The request:
Report the count of lines holding "JSON" in the records, with no other words.

Supplied records:
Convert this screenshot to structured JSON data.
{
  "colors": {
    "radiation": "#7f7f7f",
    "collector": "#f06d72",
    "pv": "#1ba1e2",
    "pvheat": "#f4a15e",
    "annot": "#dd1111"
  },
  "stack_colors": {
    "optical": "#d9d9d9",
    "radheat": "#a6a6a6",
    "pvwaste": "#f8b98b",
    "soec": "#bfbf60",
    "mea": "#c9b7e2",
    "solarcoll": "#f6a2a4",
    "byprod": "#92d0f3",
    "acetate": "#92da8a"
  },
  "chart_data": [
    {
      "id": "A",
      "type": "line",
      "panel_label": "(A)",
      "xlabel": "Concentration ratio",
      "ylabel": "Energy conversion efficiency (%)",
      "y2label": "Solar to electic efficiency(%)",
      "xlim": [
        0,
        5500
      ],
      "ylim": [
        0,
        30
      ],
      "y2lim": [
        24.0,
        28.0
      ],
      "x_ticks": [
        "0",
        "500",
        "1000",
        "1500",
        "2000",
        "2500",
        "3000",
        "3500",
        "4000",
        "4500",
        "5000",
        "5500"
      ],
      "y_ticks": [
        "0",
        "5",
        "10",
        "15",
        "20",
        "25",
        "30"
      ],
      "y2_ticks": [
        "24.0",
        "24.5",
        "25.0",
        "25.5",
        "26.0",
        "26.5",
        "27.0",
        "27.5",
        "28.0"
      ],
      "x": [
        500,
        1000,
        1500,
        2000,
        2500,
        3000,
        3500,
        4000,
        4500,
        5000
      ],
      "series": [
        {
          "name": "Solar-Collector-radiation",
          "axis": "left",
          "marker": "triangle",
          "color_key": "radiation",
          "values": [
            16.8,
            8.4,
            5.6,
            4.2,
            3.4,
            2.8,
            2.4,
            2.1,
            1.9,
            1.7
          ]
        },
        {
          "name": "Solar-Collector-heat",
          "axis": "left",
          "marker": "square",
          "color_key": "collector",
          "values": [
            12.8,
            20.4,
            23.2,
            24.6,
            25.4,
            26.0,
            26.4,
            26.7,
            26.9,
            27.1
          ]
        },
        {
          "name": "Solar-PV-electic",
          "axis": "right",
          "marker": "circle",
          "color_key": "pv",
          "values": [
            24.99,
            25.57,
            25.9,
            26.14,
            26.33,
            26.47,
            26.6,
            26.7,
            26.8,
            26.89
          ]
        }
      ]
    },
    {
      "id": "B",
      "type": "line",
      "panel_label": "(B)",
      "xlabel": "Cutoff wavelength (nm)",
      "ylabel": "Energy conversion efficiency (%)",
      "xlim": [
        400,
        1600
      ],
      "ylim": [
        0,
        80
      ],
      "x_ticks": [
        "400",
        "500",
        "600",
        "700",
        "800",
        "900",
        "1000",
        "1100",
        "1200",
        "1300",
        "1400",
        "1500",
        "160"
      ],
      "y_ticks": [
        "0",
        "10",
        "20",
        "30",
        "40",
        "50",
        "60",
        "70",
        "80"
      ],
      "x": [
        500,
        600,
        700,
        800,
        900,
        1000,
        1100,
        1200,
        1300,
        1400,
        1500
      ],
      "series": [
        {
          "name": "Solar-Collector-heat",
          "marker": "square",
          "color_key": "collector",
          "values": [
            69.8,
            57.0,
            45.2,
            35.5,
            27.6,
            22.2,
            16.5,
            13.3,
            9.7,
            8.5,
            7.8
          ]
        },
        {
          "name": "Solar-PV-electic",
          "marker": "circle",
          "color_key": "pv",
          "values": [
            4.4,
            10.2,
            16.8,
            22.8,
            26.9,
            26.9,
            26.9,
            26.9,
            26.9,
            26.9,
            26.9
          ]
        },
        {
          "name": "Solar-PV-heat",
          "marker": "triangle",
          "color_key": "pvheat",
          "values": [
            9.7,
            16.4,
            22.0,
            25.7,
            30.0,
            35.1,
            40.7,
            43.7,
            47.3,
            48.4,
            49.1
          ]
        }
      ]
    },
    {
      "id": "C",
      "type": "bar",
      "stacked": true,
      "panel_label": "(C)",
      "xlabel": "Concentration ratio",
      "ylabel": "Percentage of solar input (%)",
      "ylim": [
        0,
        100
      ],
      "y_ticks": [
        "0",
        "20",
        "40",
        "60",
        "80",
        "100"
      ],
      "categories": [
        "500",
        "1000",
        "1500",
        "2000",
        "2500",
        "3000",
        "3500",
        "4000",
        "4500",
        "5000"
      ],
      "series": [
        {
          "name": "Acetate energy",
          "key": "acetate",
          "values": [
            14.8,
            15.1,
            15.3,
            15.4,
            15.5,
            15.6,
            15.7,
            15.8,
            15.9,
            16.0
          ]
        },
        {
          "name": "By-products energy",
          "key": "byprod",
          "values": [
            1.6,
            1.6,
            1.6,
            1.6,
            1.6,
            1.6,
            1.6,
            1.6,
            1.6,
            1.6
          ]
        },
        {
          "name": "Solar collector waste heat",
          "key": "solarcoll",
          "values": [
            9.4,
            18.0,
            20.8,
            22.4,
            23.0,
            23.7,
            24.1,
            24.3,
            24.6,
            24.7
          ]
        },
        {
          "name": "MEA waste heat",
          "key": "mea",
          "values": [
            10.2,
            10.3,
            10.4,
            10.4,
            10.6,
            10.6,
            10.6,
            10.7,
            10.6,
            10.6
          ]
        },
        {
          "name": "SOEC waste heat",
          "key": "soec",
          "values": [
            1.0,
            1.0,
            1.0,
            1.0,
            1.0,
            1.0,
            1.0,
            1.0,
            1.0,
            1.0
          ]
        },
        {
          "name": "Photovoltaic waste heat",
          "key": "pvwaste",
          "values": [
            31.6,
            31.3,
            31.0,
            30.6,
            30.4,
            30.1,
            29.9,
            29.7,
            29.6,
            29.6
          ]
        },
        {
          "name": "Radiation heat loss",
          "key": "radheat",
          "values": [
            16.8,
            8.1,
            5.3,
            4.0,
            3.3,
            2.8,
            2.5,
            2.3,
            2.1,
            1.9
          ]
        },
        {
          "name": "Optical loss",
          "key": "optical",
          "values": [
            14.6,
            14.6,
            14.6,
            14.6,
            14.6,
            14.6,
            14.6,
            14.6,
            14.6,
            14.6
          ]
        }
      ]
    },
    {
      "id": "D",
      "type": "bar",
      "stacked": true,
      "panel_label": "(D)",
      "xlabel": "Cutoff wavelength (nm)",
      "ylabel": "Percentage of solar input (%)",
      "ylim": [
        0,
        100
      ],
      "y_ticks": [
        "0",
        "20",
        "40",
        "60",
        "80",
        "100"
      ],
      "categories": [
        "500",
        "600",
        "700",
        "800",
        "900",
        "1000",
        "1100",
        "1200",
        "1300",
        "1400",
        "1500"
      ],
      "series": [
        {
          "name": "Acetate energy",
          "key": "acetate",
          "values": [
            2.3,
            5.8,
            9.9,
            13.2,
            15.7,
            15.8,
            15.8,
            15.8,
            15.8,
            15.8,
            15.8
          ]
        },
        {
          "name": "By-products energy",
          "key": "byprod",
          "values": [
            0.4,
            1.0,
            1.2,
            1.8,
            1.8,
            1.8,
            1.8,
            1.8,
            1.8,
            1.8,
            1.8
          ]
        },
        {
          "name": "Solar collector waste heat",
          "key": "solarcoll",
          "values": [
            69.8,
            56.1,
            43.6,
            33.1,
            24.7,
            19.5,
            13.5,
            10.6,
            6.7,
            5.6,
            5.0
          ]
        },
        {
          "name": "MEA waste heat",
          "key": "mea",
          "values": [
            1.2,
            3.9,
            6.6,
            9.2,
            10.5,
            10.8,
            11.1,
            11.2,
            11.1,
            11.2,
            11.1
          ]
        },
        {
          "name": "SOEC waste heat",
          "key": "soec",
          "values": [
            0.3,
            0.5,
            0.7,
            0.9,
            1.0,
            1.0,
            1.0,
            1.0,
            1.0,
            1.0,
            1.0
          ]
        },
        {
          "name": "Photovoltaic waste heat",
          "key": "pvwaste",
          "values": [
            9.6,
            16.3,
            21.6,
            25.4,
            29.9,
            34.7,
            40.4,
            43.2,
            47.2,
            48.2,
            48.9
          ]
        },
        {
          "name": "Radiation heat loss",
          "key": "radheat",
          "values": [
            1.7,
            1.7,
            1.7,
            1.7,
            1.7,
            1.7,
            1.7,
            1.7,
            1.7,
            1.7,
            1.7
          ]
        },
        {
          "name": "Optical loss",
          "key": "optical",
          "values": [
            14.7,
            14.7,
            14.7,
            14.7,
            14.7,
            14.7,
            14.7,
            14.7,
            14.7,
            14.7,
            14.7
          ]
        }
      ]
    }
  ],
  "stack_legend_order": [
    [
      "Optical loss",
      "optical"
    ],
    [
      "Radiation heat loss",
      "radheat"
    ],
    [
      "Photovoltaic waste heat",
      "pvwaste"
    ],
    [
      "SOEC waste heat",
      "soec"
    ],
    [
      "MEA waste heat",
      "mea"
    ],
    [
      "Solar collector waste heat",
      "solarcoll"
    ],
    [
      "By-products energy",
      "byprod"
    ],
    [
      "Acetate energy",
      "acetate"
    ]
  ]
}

==

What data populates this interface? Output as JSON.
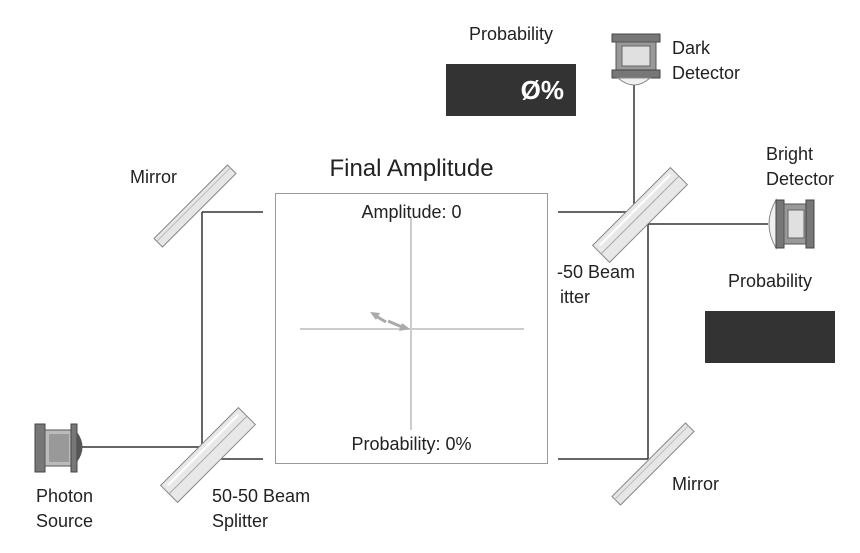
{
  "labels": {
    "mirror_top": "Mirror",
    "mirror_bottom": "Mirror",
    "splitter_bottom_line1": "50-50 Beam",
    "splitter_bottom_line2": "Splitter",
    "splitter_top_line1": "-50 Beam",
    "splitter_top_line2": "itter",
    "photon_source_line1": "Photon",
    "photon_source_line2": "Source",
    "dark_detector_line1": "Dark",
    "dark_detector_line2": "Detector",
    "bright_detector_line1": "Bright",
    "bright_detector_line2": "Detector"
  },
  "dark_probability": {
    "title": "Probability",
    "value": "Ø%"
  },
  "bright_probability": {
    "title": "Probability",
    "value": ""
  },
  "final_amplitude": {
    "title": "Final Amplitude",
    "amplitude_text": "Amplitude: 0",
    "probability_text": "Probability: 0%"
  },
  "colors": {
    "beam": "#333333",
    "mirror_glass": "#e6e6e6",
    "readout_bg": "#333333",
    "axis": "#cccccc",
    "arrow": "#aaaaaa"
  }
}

---

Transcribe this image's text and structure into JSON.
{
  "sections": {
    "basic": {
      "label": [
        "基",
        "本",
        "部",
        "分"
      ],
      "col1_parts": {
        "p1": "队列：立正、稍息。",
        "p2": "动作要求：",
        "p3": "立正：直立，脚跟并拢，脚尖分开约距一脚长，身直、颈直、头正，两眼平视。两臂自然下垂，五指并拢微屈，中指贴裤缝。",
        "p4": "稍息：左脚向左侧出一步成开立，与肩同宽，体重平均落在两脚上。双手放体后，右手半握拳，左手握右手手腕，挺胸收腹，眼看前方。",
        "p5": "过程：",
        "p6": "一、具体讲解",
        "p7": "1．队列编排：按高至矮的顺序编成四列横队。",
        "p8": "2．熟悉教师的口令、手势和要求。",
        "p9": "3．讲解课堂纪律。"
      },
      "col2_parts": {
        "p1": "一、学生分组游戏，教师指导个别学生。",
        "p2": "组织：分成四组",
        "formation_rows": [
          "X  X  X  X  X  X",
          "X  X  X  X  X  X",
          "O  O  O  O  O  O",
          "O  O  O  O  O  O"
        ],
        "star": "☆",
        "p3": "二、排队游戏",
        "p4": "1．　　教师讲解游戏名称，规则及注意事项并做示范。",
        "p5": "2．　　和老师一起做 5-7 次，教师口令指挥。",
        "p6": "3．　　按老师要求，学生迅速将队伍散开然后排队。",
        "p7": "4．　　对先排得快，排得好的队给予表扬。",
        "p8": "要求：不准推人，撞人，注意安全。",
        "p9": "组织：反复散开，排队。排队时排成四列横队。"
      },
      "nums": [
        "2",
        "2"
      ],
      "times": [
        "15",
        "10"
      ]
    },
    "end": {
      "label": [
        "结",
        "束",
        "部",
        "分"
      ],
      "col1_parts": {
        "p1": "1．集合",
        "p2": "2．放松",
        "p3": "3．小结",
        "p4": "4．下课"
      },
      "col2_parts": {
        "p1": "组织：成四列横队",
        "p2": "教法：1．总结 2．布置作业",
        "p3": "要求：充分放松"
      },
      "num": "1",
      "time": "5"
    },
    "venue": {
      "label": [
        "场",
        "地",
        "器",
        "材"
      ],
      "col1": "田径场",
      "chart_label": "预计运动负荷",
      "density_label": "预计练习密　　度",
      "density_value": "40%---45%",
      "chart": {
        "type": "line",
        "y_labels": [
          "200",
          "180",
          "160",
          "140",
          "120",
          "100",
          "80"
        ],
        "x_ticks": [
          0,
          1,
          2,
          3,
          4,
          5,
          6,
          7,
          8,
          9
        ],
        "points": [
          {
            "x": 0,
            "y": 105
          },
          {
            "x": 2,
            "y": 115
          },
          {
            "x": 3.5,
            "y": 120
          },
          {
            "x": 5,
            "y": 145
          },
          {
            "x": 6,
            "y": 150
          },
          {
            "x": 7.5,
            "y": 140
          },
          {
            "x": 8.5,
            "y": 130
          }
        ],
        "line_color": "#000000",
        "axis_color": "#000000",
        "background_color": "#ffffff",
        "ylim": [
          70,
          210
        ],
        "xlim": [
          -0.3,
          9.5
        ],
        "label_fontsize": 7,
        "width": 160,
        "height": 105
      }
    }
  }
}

Completed exercise:
3